▸ Requirement: Present the following data again exactly as it is shown.

(Data entries)
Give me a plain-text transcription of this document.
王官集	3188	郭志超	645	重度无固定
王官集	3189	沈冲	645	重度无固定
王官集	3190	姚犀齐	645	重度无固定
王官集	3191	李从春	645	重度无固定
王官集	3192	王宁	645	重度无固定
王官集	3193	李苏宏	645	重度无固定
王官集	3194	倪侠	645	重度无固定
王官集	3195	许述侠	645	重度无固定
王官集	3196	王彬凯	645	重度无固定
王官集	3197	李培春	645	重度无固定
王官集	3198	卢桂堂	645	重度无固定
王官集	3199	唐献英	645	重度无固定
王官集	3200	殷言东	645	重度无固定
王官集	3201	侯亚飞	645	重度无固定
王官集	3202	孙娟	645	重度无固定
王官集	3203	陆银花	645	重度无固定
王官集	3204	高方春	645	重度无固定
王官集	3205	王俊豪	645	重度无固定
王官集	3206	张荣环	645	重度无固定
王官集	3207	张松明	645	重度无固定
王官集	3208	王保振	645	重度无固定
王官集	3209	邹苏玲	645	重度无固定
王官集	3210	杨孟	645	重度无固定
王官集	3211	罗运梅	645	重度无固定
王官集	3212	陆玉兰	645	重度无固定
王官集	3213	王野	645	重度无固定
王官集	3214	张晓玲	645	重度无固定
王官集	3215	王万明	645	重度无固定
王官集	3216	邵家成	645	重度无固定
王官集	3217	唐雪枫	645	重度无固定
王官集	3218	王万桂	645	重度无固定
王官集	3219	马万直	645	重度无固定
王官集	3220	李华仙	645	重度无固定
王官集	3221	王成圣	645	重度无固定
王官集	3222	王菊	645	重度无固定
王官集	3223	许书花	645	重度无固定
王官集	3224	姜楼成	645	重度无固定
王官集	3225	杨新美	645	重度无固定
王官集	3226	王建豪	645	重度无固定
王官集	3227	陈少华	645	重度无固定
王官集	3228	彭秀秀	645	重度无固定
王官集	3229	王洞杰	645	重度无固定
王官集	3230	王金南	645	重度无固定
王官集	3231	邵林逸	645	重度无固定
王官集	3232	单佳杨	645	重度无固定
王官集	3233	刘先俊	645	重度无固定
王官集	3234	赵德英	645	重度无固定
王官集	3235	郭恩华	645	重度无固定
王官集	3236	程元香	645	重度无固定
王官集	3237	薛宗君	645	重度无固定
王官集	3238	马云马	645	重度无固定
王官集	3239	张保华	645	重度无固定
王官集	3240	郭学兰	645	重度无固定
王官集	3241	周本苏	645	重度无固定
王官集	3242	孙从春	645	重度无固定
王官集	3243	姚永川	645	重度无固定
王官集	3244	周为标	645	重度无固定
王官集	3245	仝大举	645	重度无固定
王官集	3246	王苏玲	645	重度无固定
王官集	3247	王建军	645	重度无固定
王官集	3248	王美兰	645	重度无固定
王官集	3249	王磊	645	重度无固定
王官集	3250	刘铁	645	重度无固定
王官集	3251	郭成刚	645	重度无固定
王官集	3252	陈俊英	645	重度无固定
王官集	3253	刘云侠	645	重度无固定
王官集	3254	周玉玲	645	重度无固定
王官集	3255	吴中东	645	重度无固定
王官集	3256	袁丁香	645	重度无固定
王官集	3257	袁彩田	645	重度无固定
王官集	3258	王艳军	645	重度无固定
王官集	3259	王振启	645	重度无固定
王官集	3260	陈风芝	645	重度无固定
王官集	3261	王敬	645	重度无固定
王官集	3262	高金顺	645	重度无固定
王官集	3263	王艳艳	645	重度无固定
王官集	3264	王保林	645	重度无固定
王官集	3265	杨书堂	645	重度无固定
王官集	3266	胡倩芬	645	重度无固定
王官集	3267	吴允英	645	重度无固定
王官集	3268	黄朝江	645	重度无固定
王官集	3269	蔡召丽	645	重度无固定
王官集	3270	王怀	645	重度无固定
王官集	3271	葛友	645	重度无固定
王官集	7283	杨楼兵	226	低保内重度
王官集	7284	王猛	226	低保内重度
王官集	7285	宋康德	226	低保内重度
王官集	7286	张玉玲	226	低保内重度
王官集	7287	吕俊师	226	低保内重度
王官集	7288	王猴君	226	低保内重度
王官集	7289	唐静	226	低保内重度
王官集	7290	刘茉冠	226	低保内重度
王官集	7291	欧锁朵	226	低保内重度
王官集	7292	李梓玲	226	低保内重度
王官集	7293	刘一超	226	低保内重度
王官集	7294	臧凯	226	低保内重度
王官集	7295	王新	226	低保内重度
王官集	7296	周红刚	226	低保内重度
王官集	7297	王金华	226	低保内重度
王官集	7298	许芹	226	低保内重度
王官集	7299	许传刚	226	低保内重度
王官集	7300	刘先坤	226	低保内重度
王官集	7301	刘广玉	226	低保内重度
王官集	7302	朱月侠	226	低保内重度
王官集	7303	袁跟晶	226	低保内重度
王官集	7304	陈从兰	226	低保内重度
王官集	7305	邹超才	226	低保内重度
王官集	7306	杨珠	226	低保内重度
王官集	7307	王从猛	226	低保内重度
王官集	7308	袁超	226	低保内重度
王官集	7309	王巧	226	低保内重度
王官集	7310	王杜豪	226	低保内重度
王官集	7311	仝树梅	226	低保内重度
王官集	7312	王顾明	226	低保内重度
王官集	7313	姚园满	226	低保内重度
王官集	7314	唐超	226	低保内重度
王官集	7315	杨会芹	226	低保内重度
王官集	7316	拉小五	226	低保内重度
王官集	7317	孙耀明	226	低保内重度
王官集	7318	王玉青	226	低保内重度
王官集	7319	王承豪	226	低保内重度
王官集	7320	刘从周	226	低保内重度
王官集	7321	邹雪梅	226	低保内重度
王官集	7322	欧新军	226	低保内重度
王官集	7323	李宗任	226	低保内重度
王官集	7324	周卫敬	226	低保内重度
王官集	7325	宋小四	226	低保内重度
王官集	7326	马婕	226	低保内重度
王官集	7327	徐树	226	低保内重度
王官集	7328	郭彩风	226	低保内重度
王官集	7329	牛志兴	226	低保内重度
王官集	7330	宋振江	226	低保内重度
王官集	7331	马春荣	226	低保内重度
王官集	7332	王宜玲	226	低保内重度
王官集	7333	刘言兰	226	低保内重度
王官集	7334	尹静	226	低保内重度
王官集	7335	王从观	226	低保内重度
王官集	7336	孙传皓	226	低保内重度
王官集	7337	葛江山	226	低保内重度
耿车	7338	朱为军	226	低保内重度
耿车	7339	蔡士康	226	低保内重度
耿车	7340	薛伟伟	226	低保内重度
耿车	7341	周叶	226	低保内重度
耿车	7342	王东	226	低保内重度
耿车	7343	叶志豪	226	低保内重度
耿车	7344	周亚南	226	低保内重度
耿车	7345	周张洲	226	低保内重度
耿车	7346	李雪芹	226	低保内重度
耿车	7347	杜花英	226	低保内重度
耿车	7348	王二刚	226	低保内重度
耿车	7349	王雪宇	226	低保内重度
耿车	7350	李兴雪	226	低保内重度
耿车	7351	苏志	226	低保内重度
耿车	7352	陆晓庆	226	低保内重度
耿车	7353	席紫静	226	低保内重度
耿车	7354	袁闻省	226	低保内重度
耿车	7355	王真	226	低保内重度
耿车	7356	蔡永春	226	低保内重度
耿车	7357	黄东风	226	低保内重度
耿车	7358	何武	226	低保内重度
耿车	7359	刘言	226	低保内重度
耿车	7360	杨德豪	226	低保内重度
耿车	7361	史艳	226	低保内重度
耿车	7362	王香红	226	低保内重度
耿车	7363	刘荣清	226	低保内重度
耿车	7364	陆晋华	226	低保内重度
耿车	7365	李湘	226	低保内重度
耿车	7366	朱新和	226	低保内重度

▸ Output:
Give me a plain-text transcription of this document.
王官集	3188	郭志超	645	重度无固定
王官集	3189	沈冲	645	重度无固定
王官集	3190	姚犀齐	645	重度无固定
王官集	3191	李从春	645	重度无固定
王官集	3192	王宁	645	重度无固定
王官集	3193	李苏宏	645	重度无固定
王官集	3194	倪侠	645	重度无固定
王官集	3195	许述侠	645	重度无固定
王官集	3196	王彬凯	645	重度无固定
王官集	3197	李培春	645	重度无固定
王官集	3198	卢桂堂	645	重度无固定
王官集	3199	唐献英	645	重度无固定
王官集	3200	殷言东	645	重度无固定
王官集	3201	侯亚飞	645	重度无固定
王官集	3202	孙娟	645	重度无固定
王官集	3203	陆银花	645	重度无固定
王官集	3204	高方春	645	重度无固定
王官集	3205	王俊豪	645	重度无固定
王官集	3206	张荣环	645	重度无固定
王官集	3207	张松明	645	重度无固定
王官集	3208	王保振	645	重度无固定
王官集	3209	邹苏玲	645	重度无固定
王官集	3210	杨孟	645	重度无固定
王官集	3211	罗运梅	645	重度无固定
王官集	3212	陆玉兰	645	重度无固定
王官集	3213	王野	645	重度无固定
王官集	3214	张晓玲	645	重度无固定
王官集	3215	王万明	645	重度无固定
王官集	3216	邵家成	645	重度无固定
王官集	3217	唐雪枫	645	重度无固定
王官集	3218	王万桂	645	重度无固定
王官集	3219	马万直	645	重度无固定
王官集	3220	李华仙	645	重度无固定
王官集	3221	王成圣	645	重度无固定
王官集	3222	王菊	645	重度无固定
王官集	3223	许书花	645	重度无固定
王官集	3224	姜楼成	645	重度无固定
王官集	3225	杨新美	645	重度无固定
王官集	3226	王建豪	645	重度无固定
王官集	3227	陈少华	645	重度无固定
王官集	3228	彭秀秀	645	重度无固定
王官集	3229	王洞杰	645	重度无固定
王官集	3230	王金南	645	重度无固定
王官集	3231	邵林逸	645	重度无固定
王官集	3232	单佳杨	645	重度无固定
王官集	3233	刘先俊	645	重度无固定
王官集	3234	赵德英	645	重度无固定
王官集	3235	郭恩华	645	重度无固定
王官集	3236	程元香	645	重度无固定
王官集	3237	薛宗君	645	重度无固定
王官集	3238	马云马	645	重度无固定
王官集	3239	张保华	645	重度无固定
王官集	3240	郭学兰	645	重度无固定
王官集	3241	周本苏	645	重度无固定
王官集	3242	孙从春	645	重度无固定
王官集	3243	姚永川	645	重度无固定
王官集	3244	周为标	645	重度无固定
王官集	3245	仝大举	645	重度无固定
王官集	3246	王苏玲	645	重度无固定
王官集	3247	王建军	645	重度无固定
王官集	3248	王美兰	645	重度无固定
王官集	3249	王磊	645	重度无固定
王官集	3250	刘铁	645	重度无固定
王官集	3251	郭成刚	645	重度无固定
王官集	3252	陈俊英	645	重度无固定
王官集	3253	刘云侠	645	重度无固定
王官集	3254	周玉玲	645	重度无固定
王官集	3255	吴中东	645	重度无固定
王官集	3256	袁丁香	645	重度无固定
王官集	3257	袁彩田	645	重度无固定
王官集	3258	王艳军	645	重度无固定
王官集	3259	王振启	645	重度无固定
王官集	3260	陈风芝	645	重度无固定
王官集	3261	王敬	645	重度无固定
王官集	3262	高金顺	645	重度无固定
王官集	3263	王艳艳	645	重度无固定
王官集	3264	王保林	645	重度无固定
王官集	3265	杨书堂	645	重度无固定
王官集	3266	胡倩芬	645	重度无固定
王官集	3267	吴允英	645	重度无固定
王官集	3268	黄朝江	645	重度无固定
王官集	3269	蔡召丽	645	重度无固定
王官集	3270	王怀	645	重度无固定
王官集	3271	葛友	645	重度无固定
王官集	7283	杨楼兵	226	低保内重度
王官集	7284	王猛	226	低保内重度
王官集	7285	宋康德	226	低保内重度
王官集	7286	张玉玲	226	低保内重度
王官集	7287	吕俊师	226	低保内重度
王官集	7288	王猴君	226	低保内重度
王官集	7289	唐静	226	低保内重度
王官集	7290	刘茉冠	226	低保内重度
王官集	7291	欧锁朵	226	低保内重度
王官集	7292	李梓玲	226	低保内重度
王官集	7293	刘一超	226	低保内重度
王官集	7294	臧凯	226	低保内重度
王官集	7295	王新	226	低保内重度
王官集	7296	周红刚	226	低保内重度
王官集	7297	王金华	226	低保内重度
王官集	7298	许芹	226	低保内重度
王官集	7299	许传刚	226	低保内重度
王官集	7300	刘先坤	226	低保内重度
王官集	7301	刘广玉	226	低保内重度
王官集	7302	朱月侠	226	低保内重度
王官集	7303	袁跟晶	226	低保内重度
王官集	7304	陈从兰	226	低保内重度
王官集	7305	邹超才	226	低保内重度
王官集	7306	杨珠	226	低保内重度
王官集	7307	王从猛	226	低保内重度
王官集	7308	袁超	226	低保内重度
王官集	7309	王巧	226	低保内重度
王官集	7310	王杜豪	226	低保内重度
王官集	7311	仝树梅	226	低保内重度
王官集	7312	王顾明	226	低保内重度
王官集	7313	姚园满	226	低保内重度
王官集	7314	唐超	226	低保内重度
王官集	7315	杨会芹	226	低保内重度
王官集	7316	拉小五	226	低保内重度
王官集	7317	孙耀明	226	低保内重度
王官集	7318	王玉青	226	低保内重度
王官集	7319	王承豪	226	低保内重度
王官集	7320	刘从周	226	低保内重度
王官集	7321	邹雪梅	226	低保内重度
王官集	7322	欧新军	226	低保内重度
王官集	7323	李宗任	226	低保内重度
王官集	7324	周卫敬	226	低保内重度
王官集	7325	宋小四	226	低保内重度
王官集	7326	马婕	226	低保内重度
王官集	7327	徐树	226	低保内重度
王官集	7328	郭彩风	226	低保内重度
王官集	7329	牛志兴	226	低保内重度
王官集	7330	宋振江	226	低保内重度
王官集	7331	马春荣	226	低保内重度
王官集	7332	王宜玲	226	低保内重度
王官集	7333	刘言兰	226	低保内重度
王官集	7334	尹静	226	低保内重度
王官集	7335	王从观	226	低保内重度
王官集	7336	孙传皓	226	低保内重度
王官集	7337	葛江山	226	低保内重度
耿车	7338	朱为军	226	低保内重度
耿车	7339	蔡士康	226	低保内重度
耿车	7340	薛伟伟	226	低保内重度
耿车	7341	周叶	226	低保内重度
耿车	7342	王东	226	低保内重度
耿车	7343	叶志豪	226	低保内重度
耿车	7344	周亚南	226	低保内重度
耿车	7345	周张洲	226	低保内重度
耿车	7346	李雪芹	226	低保内重度
耿车	7347	杜花英	226	低保内重度
耿车	7348	王二刚	226	低保内重度
耿车	7349	王雪宇	226	低保内重度
耿车	7350	李兴雪	226	低保内重度
耿车	7351	苏志	226	低保内重度
耿车	7352	陆晓庆	226	低保内重度
耿车	7353	席紫静	226	低保内重度
耿车	7354	袁闻省	226	低保内重度
耿车	7355	王真	226	低保内重度
耿车	7356	蔡永春	226	低保内重度
耿车	7357	黄东风	226	低保内重度
耿车	7358	何武	226	低保内重度
耿车	7359	刘言	226	低保内重度
耿车	7360	杨德豪	226	低保内重度
耿车	7361	史艳	226	低保内重度
耿车	7362	王香红	226	低保内重度
耿车	7363	刘荣清	226	低保内重度
耿车	7364	陆晋华	226	低保内重度
耿车	7365	李湘	226	低保内重度
耿车	7366	朱新和	226	低保内重度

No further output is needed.